Given task.
Sift the listing for lines that hold the string "내려받기" and pull them out.

━━━ Input data

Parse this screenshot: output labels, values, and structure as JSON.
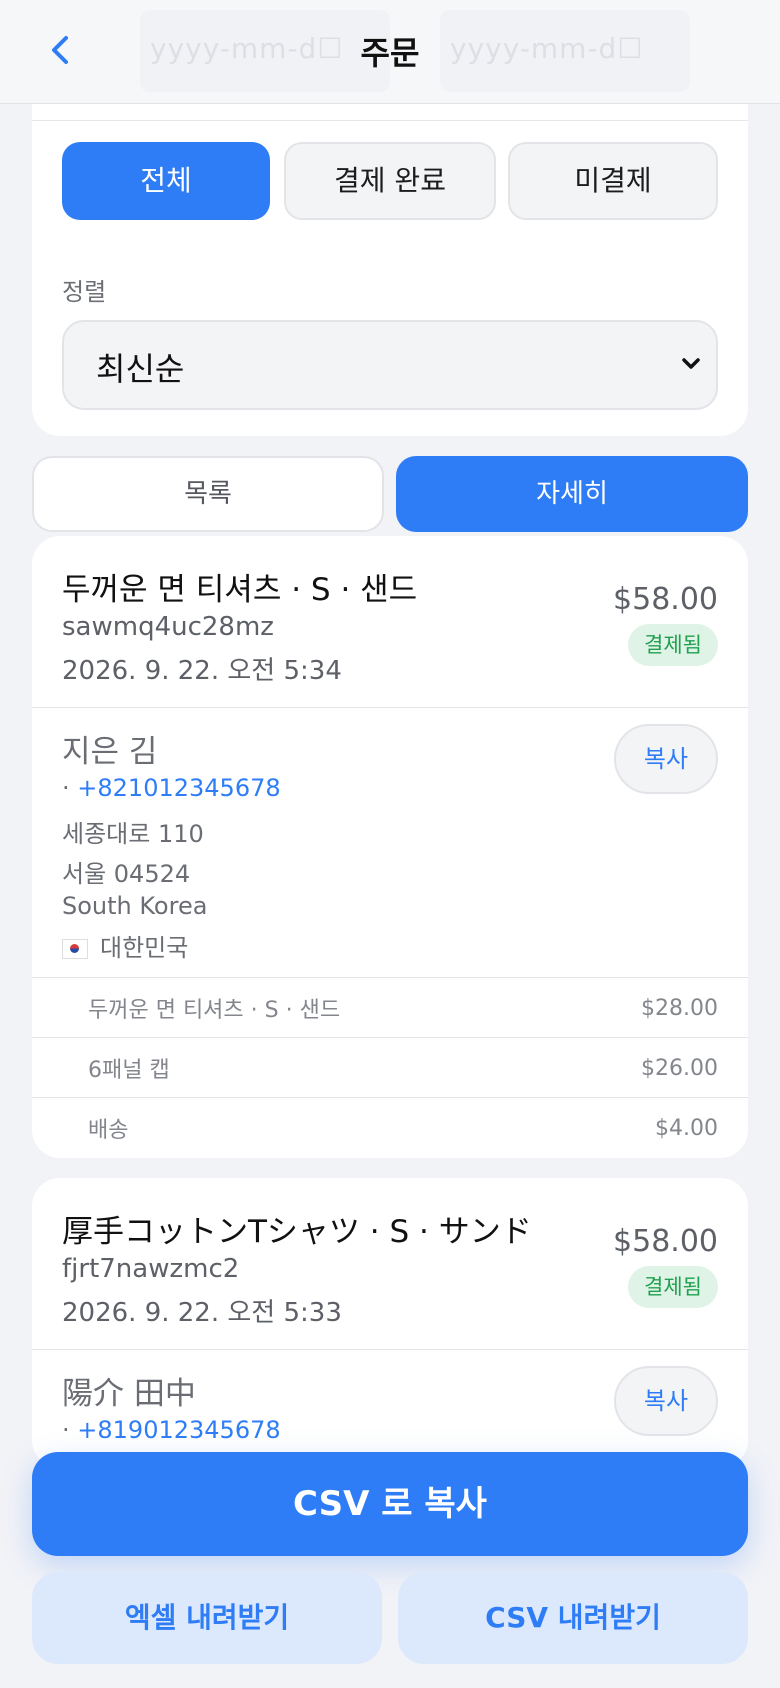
{
  "header": {
    "title": "주문",
    "back_icon": "chevron-left-icon",
    "date_placeholder_from": "yyyy-mm-d☐",
    "date_placeholder_to": "yyyy-mm-d☐"
  },
  "filters": {
    "segments": [
      "전체",
      "결제 완료",
      "미결제"
    ],
    "active_segment": "전체",
    "sort_label": "정렬",
    "sort_value": "최신순"
  },
  "view_toggle": {
    "list": "목록",
    "detail": "자세히",
    "active": "자세히"
  },
  "orders": [
    {
      "title": "두꺼운 면 티셔츠 · S · 샌드",
      "id": "sawmq4uc28mz",
      "date": "2026. 9. 22. 오전 5:34",
      "price": "$58.00",
      "status": "결제됨",
      "customer": {
        "name": "지은 김",
        "phone_prefix": "·",
        "phone": "+821012345678",
        "address1": "세종대로 110",
        "address2": "서울 04524",
        "country_en": "South Korea",
        "country_local": "대한민국"
      },
      "copy_label": "복사",
      "items": [
        {
          "name": "두꺼운 면 티셔츠 · S · 샌드",
          "price": "$28.00"
        },
        {
          "name": "6패널 캡",
          "price": "$26.00"
        },
        {
          "name": "배송",
          "price": "$4.00"
        }
      ]
    },
    {
      "title": "厚手コットンTシャツ · S · サンド",
      "id": "fjrt7nawzmc2",
      "date": "2026. 9. 22. 오전 5:33",
      "price": "$58.00",
      "status": "결제됨",
      "customer": {
        "name": "陽介 田中",
        "phone_prefix": "·",
        "phone": "+819012345678"
      },
      "copy_label": "복사"
    }
  ],
  "actions": {
    "csv_copy": "CSV 로 복사",
    "excel_download": "엑셀 내려받기",
    "csv_download": "CSV 내려받기"
  },
  "colors": {
    "accent": "#2f7df6",
    "paid_badge_bg": "#dff3e6",
    "paid_badge_text": "#21a04f",
    "background": "#f2f3f7"
  }
}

━━━━━━

Written answer.
    "excel_download": "엑셀 내려받기",
    "csv_download": "CSV 내려받기"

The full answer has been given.